§ **Alıntı metin**

· · ·

Şöyle bir yanılsama içinde genel olarak insanlık/özel olarak 'çoğu' Beşiktaşlı. 'Stata karşı olmak değişime karşı olmaktır' gibi. Konuştuğu herşeyde, attığı her adımda kopkoyu muhafazakar olan insanlar iş ranta, inşaatçılığa, ketenpereye geldi mi, en keskin ilerici kesilirler bilirsiniz.

Neden stat yıkılacak? Yeni stat için. Peki, gereği nedir, kapasite azlığı mı? Şimdiye kadar zaten 3 bin kombine sattın, geçen senelerde stata gelen insan ortalaması da belli. Kapasite artımına ihtayaç var mı? Yok. Peki neden yıkacaksın? Çünkü....

Beşiktaş, kentsel dönüşüm adı verilen projeyle dönüştürülmeye çalışılıyor. Ne yapılacak? Semtin orta ve alt sınıfları, Boğaz'ın kenarındaki Beşiktaş'tan sürgün edilecek. Edilecek ki, oraya rantperverler, otel ağaları, turizm lordları, İtalyan restorancıları konsun. Bir kahveye 10, bir duble rakıya 20 lira çekecek 'yeni esnaf' ve bunları tüketecek 'yeni paralı müşteri' için semte 'çeki düzen' verilecek. Peki eskiler nereye gidecek? Onları da onlar mı düşünsün? Nerde ucuz kira varsa oraya elbette. Yani, 'cehennemin dibine..'

Statta bu projenin ayaklarından biri olacak, altı da dükkan dolacak.  E peki, dükkanla futbolun ne ilişkisi var? Beşiktaş'a gelir gelecek.. Peki bir soru daha? Fulya projesinden gelen paralar ne oldu ya da para geldi mi? Ne oldu da o çok kıymetli gökdelenlere rağmen kulübün hala Başkan Yıldırım Demirören'e iki kamyon dolusu dolar borcu var?

Bakın, o stat söyledikleri gibi yapılırsa, şimdi kombine fiyatlarını ya da bilet fiyatlarını pahalı bulanlar değil içeri girmek statın etrafındaki sokaklara gitmeye bile cesaret edemeyecek. Bu böyle biline. Çünkü işin kuralı şudur; "paran yoksa sen de olma..."

O nedenle boş hayale kapılmayalım. O stat 'bizim gibi Beşiktaşlılar'ın değil, başka Beşiktaşlıların statı olacaktır eğer tabii yapılırsa.

Ayrıca her dem dillerinden "Beşiktaş tarihi, Beşiktaş geçmişi" sözünü düşürmeyenlerin ülkenin ve Beşiktaş'ın bu en görkemli tarihi binalarından birini yıkmaya çalışmaları başlı başına bir ironidir. Onlar 'eski açık'ı muhafa edeceklerini söylüyorlar tarihe saygıları ve elbette delik deşik edilen kanunların emri gereği gereği. İşte onların kendi geçmişlerine, kendi tarihlerine saygıları o bile değildir ya, olsa olsa en çok o duvarın yüksekliği kadardır.

· · ·

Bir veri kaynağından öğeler
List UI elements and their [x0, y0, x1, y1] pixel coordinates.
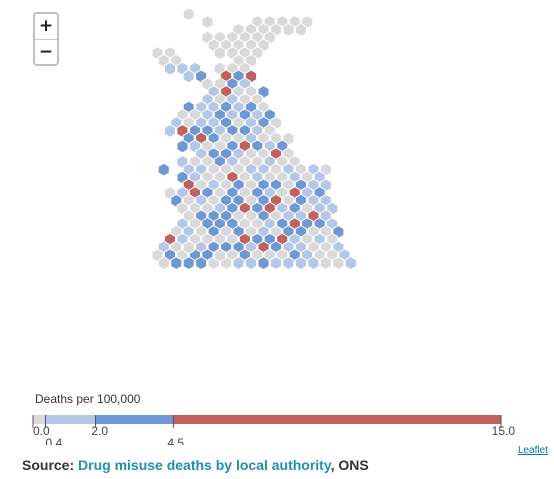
local-authority-hex[interactable]: [182, 240, 195, 255]
local-authority-hex[interactable]: [257, 256, 270, 271]
hex-map-canvas[interactable]: [0, 0, 554, 400]
zoom-control: + −: [33, 12, 59, 66]
local-authority-hex[interactable]: [195, 256, 208, 271]
leaflet-attribution-link[interactable]: Leaflet: [517, 445, 548, 456]
legend-swatch: [33, 415, 46, 424]
local-authority-hex[interactable]: [344, 256, 357, 271]
local-authority-hex[interactable]: [182, 7, 195, 22]
legend-swatch: [95, 415, 174, 424]
legend-bar: 0.00.42.04.515.0: [32, 415, 516, 445]
source-suffix: , ONS: [330, 457, 369, 473]
source-line: Source: Drug misuse deaths by local auth…: [22, 457, 369, 473]
local-authority-hex[interactable]: [176, 139, 189, 154]
local-authority-hex[interactable]: [157, 256, 170, 271]
local-authority-hex[interactable]: [201, 15, 214, 29]
legend-tick-label: 0.4: [45, 436, 62, 445]
local-authority-hex[interactable]: [213, 46, 226, 61]
local-authority-hex[interactable]: [182, 256, 195, 271]
legend-swatch: [45, 415, 96, 424]
local-authority-hex[interactable]: [164, 61, 176, 76]
hex-map[interactable]: + − Deaths per 100,000 0.0 0.4 2.0 4.5 15.0 …: [0, 0, 554, 456]
source-link[interactable]: Drug misuse deaths by local authority: [78, 457, 331, 473]
local-authority-hex[interactable]: [213, 248, 226, 263]
legend-swatch: [173, 415, 501, 424]
zoom-out-button[interactable]: −: [38, 42, 54, 62]
local-authority-hex[interactable]: [182, 69, 195, 84]
local-authority-hex[interactable]: [157, 162, 170, 177]
legend-title: Deaths per 100,000: [35, 392, 141, 406]
local-authority-hex[interactable]: [245, 256, 258, 271]
local-authority-hex[interactable]: [307, 256, 320, 271]
local-authority-hex[interactable]: [319, 256, 332, 271]
source-prefix: Source:: [22, 457, 79, 473]
local-authority-hex[interactable]: [282, 22, 295, 37]
local-authority-hex[interactable]: [332, 256, 345, 271]
legend-tick-label: 15.0: [492, 424, 516, 438]
local-authority-hex[interactable]: [294, 22, 307, 37]
local-authority-hex[interactable]: [232, 256, 245, 271]
local-authority-hex[interactable]: [170, 256, 183, 271]
local-authority-hex[interactable]: [164, 123, 176, 138]
local-authority-hex[interactable]: [282, 256, 295, 271]
zoom-in-button[interactable]: +: [35, 14, 57, 40]
local-authority-hex[interactable]: [270, 256, 282, 271]
legend-tick-label: 4.5: [167, 436, 184, 445]
local-authority-hex[interactable]: [294, 256, 307, 271]
legend-tick-label: 2.0: [91, 424, 108, 438]
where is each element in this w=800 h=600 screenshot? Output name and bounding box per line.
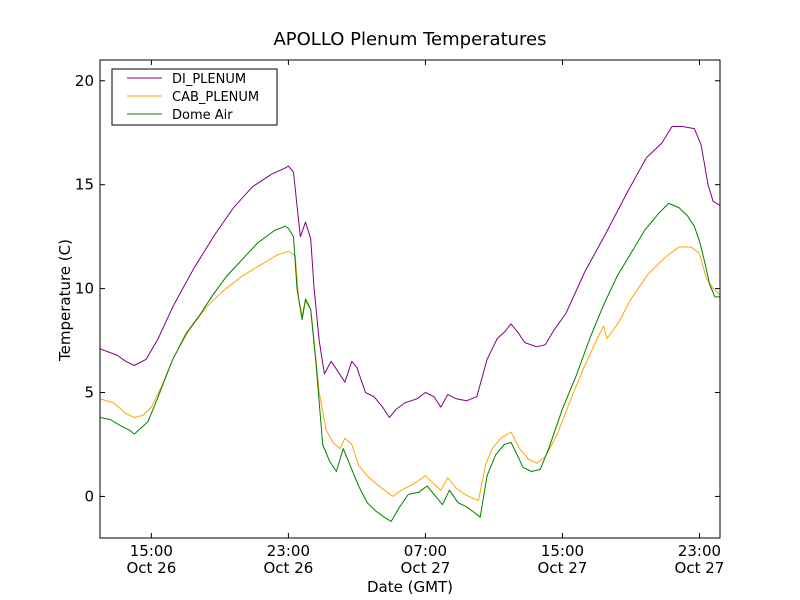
plot-frame [99, 59, 721, 539]
chart-title: APOLLO Plenum Temperatures [273, 29, 546, 50]
y-axis-label: Temperature (C) [56, 239, 74, 362]
y-tick-label: 5 [84, 384, 94, 402]
legend-label: Dome Air [172, 108, 233, 123]
x-axis-label: Date (GMT) [367, 578, 453, 596]
x-tick-label-time: 23:00 [267, 542, 310, 560]
x-tick-label-time: 15:00 [130, 542, 173, 560]
legend-label: CAB_PLENUM [172, 90, 259, 105]
x-tick-label-date: Oct 27 [675, 559, 725, 577]
y-tick-label: 20 [75, 72, 94, 90]
series-line-dome-air [100, 202, 720, 522]
legend: DI_PLENUM CAB_PLENUM Dome Air [111, 68, 278, 126]
x-tick-label-date: Oct 27 [538, 559, 588, 577]
x-tick-label-date: Oct 26 [126, 559, 176, 577]
y-tick-label: 15 [75, 176, 94, 194]
series-layer [100, 126, 720, 522]
x-tick-label-time: 15:00 [541, 542, 584, 560]
series-line-cab-plenum [100, 246, 720, 502]
x-tick-label-time: 23:00 [678, 542, 721, 560]
y-tick-label: 0 [84, 487, 94, 505]
legend-label: DI_PLENUM [172, 72, 246, 87]
x-tick-label-date: Oct 27 [401, 559, 451, 577]
y-tick-label: 10 [75, 280, 94, 298]
x-tick-label-date: Oct 26 [263, 559, 313, 577]
x-tick-label-time: 07:00 [404, 542, 447, 560]
series-line-di-plenum [100, 126, 720, 418]
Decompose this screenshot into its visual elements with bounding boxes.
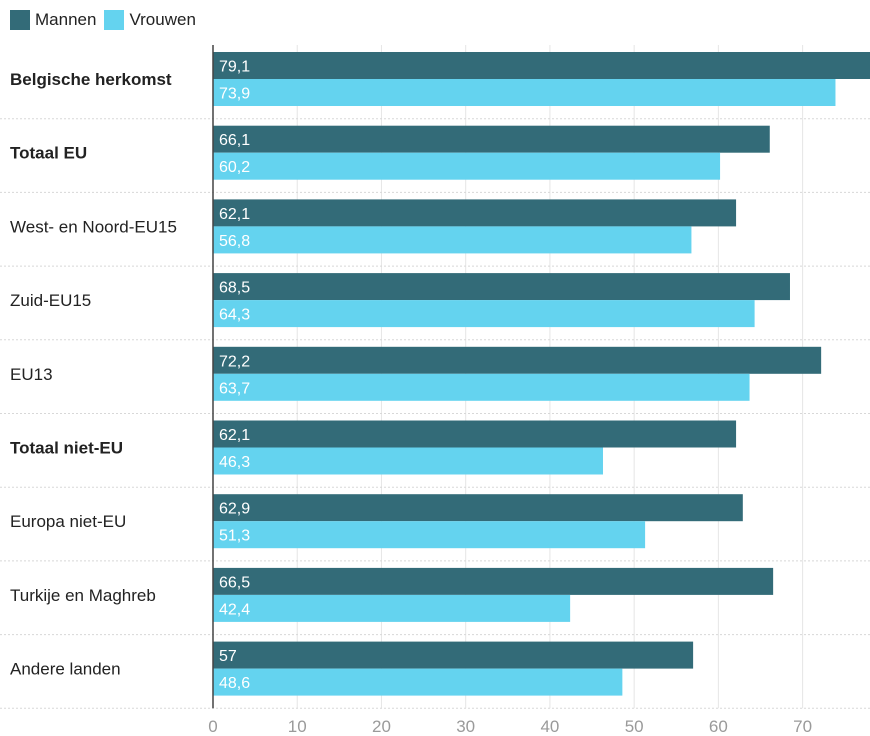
bar-value-label: 68,5 [219, 280, 250, 297]
x-tick-label: 0 [208, 717, 217, 736]
bar-value-label: 66,1 [219, 132, 250, 149]
x-tick-label: 70 [793, 717, 812, 736]
bar-vrouwen [213, 300, 755, 328]
legend-swatch-vrouwen [104, 10, 125, 30]
bar-vrouwen [213, 521, 646, 549]
legend-label-vrouwen: Vrouwen [129, 10, 196, 29]
category-label: West- en Noord-EU15 [10, 217, 177, 236]
bar-value-label: 73,9 [219, 86, 250, 103]
bar-value-label: 62,9 [219, 501, 250, 518]
category-label: EU13 [10, 365, 53, 384]
bar-value-label: 60,2 [219, 159, 250, 176]
category-label: Totaal niet-EU [10, 439, 123, 458]
bar-mannen [213, 420, 737, 448]
bar-mannen [213, 641, 694, 669]
legend-item-mannen: Mannen [10, 10, 96, 30]
bar-vrouwen [213, 373, 750, 401]
bar-mannen [213, 567, 774, 595]
bar-vrouwen [213, 594, 571, 622]
bar-value-label: 46,3 [219, 454, 250, 471]
bar-vrouwen [213, 447, 603, 475]
bar-value-label: 64,3 [219, 307, 250, 324]
category-label: Andere landen [10, 660, 121, 679]
x-tick-label: 20 [372, 717, 391, 736]
legend: Mannen Vrouwen [10, 10, 204, 30]
bar-value-label: 42,4 [219, 601, 250, 618]
bar-mannen [213, 125, 770, 153]
x-tick-label: 40 [540, 717, 559, 736]
bar-mannen [213, 273, 790, 301]
bar-vrouwen [213, 668, 623, 696]
bar-value-label: 56,8 [219, 233, 250, 250]
bar-value-label: 63,7 [219, 380, 250, 397]
bar-value-label: 51,3 [219, 528, 250, 545]
x-tick-label: 60 [709, 717, 728, 736]
bar-value-label: 79,1 [219, 59, 250, 76]
bar-vrouwen [213, 226, 692, 254]
legend-item-vrouwen: Vrouwen [104, 10, 196, 30]
bar-mannen [213, 199, 737, 227]
bar-mannen [213, 346, 822, 374]
x-tick-label: 30 [456, 717, 475, 736]
bar-vrouwen [213, 79, 836, 106]
category-label: Europa niet-EU [10, 512, 126, 531]
category-label: Belgische herkomst [10, 70, 172, 89]
bar-vrouwen [213, 152, 721, 180]
bar-mannen [213, 52, 870, 79]
legend-label-mannen: Mannen [35, 10, 97, 29]
x-tick-label: 10 [288, 717, 307, 736]
bar-value-label: 57 [219, 648, 237, 665]
bar-value-label: 48,6 [219, 675, 250, 692]
legend-swatch-mannen [10, 10, 30, 30]
bar-value-label: 72,2 [219, 353, 250, 370]
bar-value-label: 62,1 [219, 206, 250, 223]
bar-value-label: 62,1 [219, 427, 250, 444]
bar-mannen [213, 494, 743, 522]
bar-value-label: 66,5 [219, 574, 250, 591]
x-tick-label: 50 [625, 717, 644, 736]
category-label: Turkije en Maghreb [10, 586, 156, 605]
category-label: Zuid-EU15 [10, 291, 91, 310]
category-label: Totaal EU [10, 144, 87, 163]
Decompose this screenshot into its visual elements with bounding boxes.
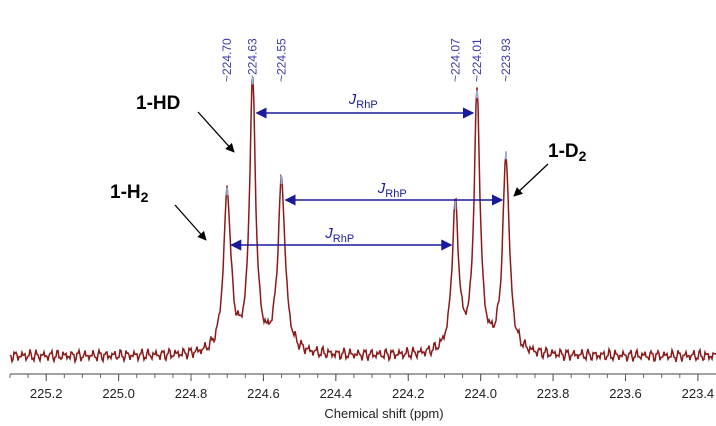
spectrum-line	[9, 76, 716, 365]
peak-label: ~224.70	[220, 38, 234, 82]
x-tick-label: 224.6	[247, 386, 280, 401]
arrow-1-h2	[174, 204, 207, 241]
coupling-label: JRhP	[324, 225, 354, 245]
x-tick-label: 224.2	[392, 386, 425, 401]
compound-label-1-h2: 1-H2	[110, 182, 149, 205]
x-tick-label: 225.2	[30, 386, 63, 401]
x-axis-ticks: 225.2 225.0 224.8 224.6 224.4 224.2 224.0 223.8…	[9, 374, 715, 401]
coupling-label: JRhP	[377, 180, 407, 200]
peak-label: ~223.93	[499, 38, 513, 82]
x-tick-label: 225.0	[102, 386, 135, 401]
arrow-1-d2	[513, 163, 549, 197]
peak-label: ~224.63	[246, 38, 260, 82]
peak-label: ~224.55	[275, 38, 289, 82]
x-tick-label: 223.6	[609, 386, 642, 401]
compound-label-1-hd: 1-HD	[136, 93, 180, 114]
x-tick-label: 224.8	[175, 386, 208, 401]
x-axis-title: Chemical shift (ppm)	[324, 406, 443, 421]
x-tick-label: 224.0	[464, 386, 497, 401]
x-tick-label: 224.4	[320, 386, 353, 401]
x-tick-label: 223.8	[537, 386, 570, 401]
compound-label-1-d2: 1-D2	[548, 141, 587, 164]
x-tick-label: 223.4	[682, 386, 715, 401]
peak-label: ~224.01	[470, 38, 484, 82]
coupling-label: JRhP	[348, 91, 378, 111]
peak-tip-marks	[226, 76, 508, 210]
arrow-1-hd	[197, 111, 235, 153]
coupling-arrows: JRhP JRhP JRhP	[230, 91, 504, 251]
peak-labels: ~224.70 ~224.63 ~224.55 ~224.07 ~224.01 ~223.…	[220, 38, 513, 82]
peak-label: ~224.07	[448, 38, 462, 82]
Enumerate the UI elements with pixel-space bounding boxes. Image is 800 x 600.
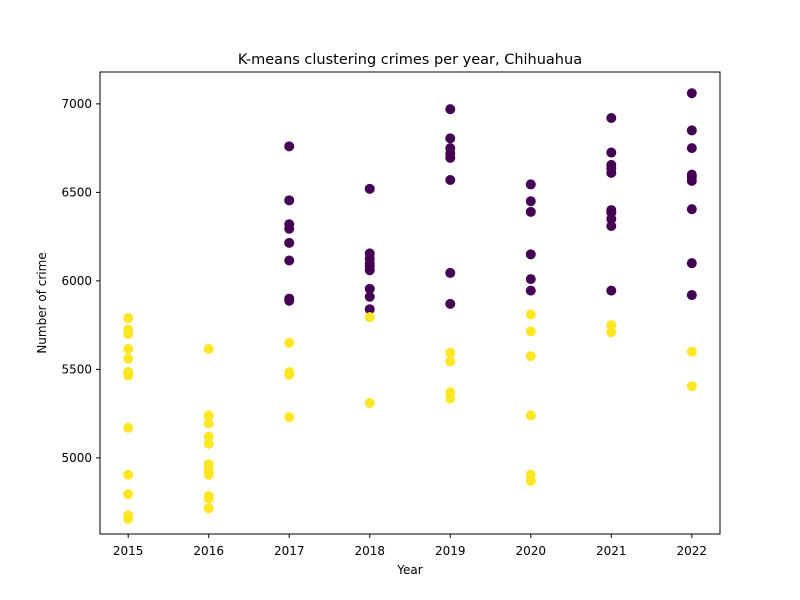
data-point [606, 167, 617, 178]
data-point [203, 418, 214, 429]
data-point [525, 206, 536, 217]
data-point [203, 344, 214, 355]
data-point [203, 469, 214, 480]
data-point [525, 309, 536, 320]
y-tick-label: 5500 [61, 362, 92, 376]
data-point [606, 285, 617, 296]
data-point [284, 195, 295, 206]
data-point [123, 489, 134, 500]
axes-frame [99, 71, 721, 535]
data-point [606, 327, 617, 338]
data-point [525, 179, 536, 190]
data-point [686, 204, 697, 215]
data-point [525, 285, 536, 296]
data-point [686, 143, 697, 154]
y-tick-label: 6500 [61, 185, 92, 199]
data-point [203, 503, 214, 514]
data-point [525, 351, 536, 362]
data-point [445, 152, 456, 163]
data-point [364, 183, 375, 194]
x-tick-label: 2019 [435, 544, 466, 558]
x-axis-label: Year [396, 563, 422, 577]
data-point [445, 104, 456, 115]
data-point [686, 258, 697, 269]
data-point [123, 370, 134, 381]
data-point [123, 469, 134, 480]
data-point [606, 113, 617, 124]
data-point [364, 265, 375, 276]
data-point [284, 295, 295, 306]
data-point [606, 221, 617, 231]
x-axis: 2015 2016 2017 2018 2019 2020 2021 2022 [113, 534, 707, 558]
data-point [525, 475, 536, 486]
x-tick-label: 2022 [677, 544, 708, 558]
data-point [686, 290, 697, 301]
data-point [364, 283, 375, 294]
data-point [284, 369, 295, 380]
data-point [445, 174, 456, 185]
data-point [203, 431, 214, 442]
data-point [445, 133, 456, 144]
data-point [445, 347, 456, 358]
data-point [123, 422, 134, 433]
plot-area [123, 88, 697, 524]
data-point [525, 249, 536, 260]
data-point [606, 320, 617, 331]
data-point [686, 381, 697, 392]
data-point [686, 346, 697, 357]
data-point [284, 141, 295, 152]
data-point [364, 304, 375, 315]
data-point [686, 88, 697, 99]
data-point [686, 175, 697, 186]
x-tick-label: 2018 [354, 544, 385, 558]
chart-title: K-means clustering crimes per year, Chih… [238, 52, 582, 68]
data-point [525, 326, 536, 337]
y-tick-label: 7000 [61, 97, 92, 111]
x-tick-label: 2021 [596, 544, 627, 558]
y-axis-label: Number of crime [35, 252, 49, 353]
data-point [445, 393, 456, 404]
data-point [525, 274, 536, 285]
x-tick-label: 2015 [113, 544, 144, 558]
data-point [284, 223, 295, 234]
x-tick-label: 2017 [274, 544, 305, 558]
data-point [284, 337, 295, 348]
data-point [123, 313, 134, 324]
data-point [123, 353, 134, 364]
data-point [123, 344, 134, 355]
data-point [525, 410, 536, 421]
data-point [445, 356, 456, 367]
data-point [606, 147, 617, 158]
data-point [445, 298, 456, 309]
data-point [364, 312, 375, 323]
data-point [284, 237, 295, 248]
y-tick-label: 6000 [61, 274, 92, 288]
data-point [284, 412, 295, 423]
x-tick-label: 2016 [193, 544, 224, 558]
x-tick-label: 2020 [516, 544, 547, 558]
data-point [686, 125, 697, 136]
data-point [203, 438, 214, 449]
data-point [123, 513, 134, 524]
y-tick-label: 5000 [61, 451, 92, 465]
data-point [364, 398, 375, 409]
data-point [525, 196, 536, 207]
data-point [445, 267, 456, 278]
data-point [364, 291, 375, 302]
data-point [203, 410, 214, 421]
data-point [123, 328, 134, 339]
data-point [284, 255, 295, 266]
data-point [606, 213, 617, 224]
y-axis: 5000 5500 6000 6500 7000 [61, 97, 100, 465]
data-point [203, 493, 214, 504]
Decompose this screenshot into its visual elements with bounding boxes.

· · ·

§ **Yapılacaklar**
1: Beşiktaş stadı yazısına göre şimdiye kadar kaç kombine satılmış?
2: Beşiktaş stadı yazısında "Beşiktaş, kentsel dönüşüm adı verilen projeyle" diye başlayan paragrafı, ana bilgilerini koruyarak madde listesine dönüştürün.
3: Beşiktaş stadı yazısını son cümlesinden sonra kaldığı yerden sürdürün.

§ **Cevaplar**
1: 3 bin kombine satılmış.

2:
- Beşiktaş, kentsel dönüşüm adı verilen projeyle dönüştürülmeye çalışılıyor.
- Semtin orta ve alt sınıfları, Boğaz kenarındaki Beşiktaş'tan sürgün edilecek.
- Yerlerine rantperverler, otel ağaları, turizm lordları ve İtalyan restorancıları yerleşecek.
- Semt, kahveye 10, duble rakıya 20 lira alacak yeni esnafa ve bunları tüketecek yeni paralı müşteriye göre düzenlenecek.
- Eski sakinler, ucuz kiranın bulunduğu yerlere gidecek.

3:
Sorarım size, o 'yeni açık'ın tepesindeki şemsiye gibi örtü kaç kişiyi yağmurdan koruyor. Komik değil mi o görüntü?

Bu çok rüküş stat projesine karşı çıkmak hem toplumsal duyarlılığın hem de Beşiktaşlı olmanın gereğidir diye düşünüyorum.

Düşünsenize, hiç kimsenin aklına yeni statı başka bir yere yapmak gelmiyor. Niçin acaba? Arsa mı yok İstanbul'da?

Var ama İnönü'nün yeri kadar değerlisi var mı? Yok. Sorun da burada zaten.



5- Mevcut yönetimin doğrularından çok yanlışlarının olması ve bu durumdayken bile yönetimi bırakmamasına nasıl yorumluyorsunuz?


Bu durumda 'iktidar hırsı' sanırım açıklayıcı bir kavram. Ayrıca, yönetim kademesindeki insanların bir yıl boyunca kazandıkları parayı da unutmamak gerek. Herkes maaşları konuşuyor ama galibiyet primleriyle birlikte kazanılan parayı tahayyül edebilirsek durumu da anlarız sanıyorum.



6- Sizce Beşiktaş yönetiminin futbolcu ve teknik direktör seçimlerinde yapılan hataları neye bağlıyorsunuz?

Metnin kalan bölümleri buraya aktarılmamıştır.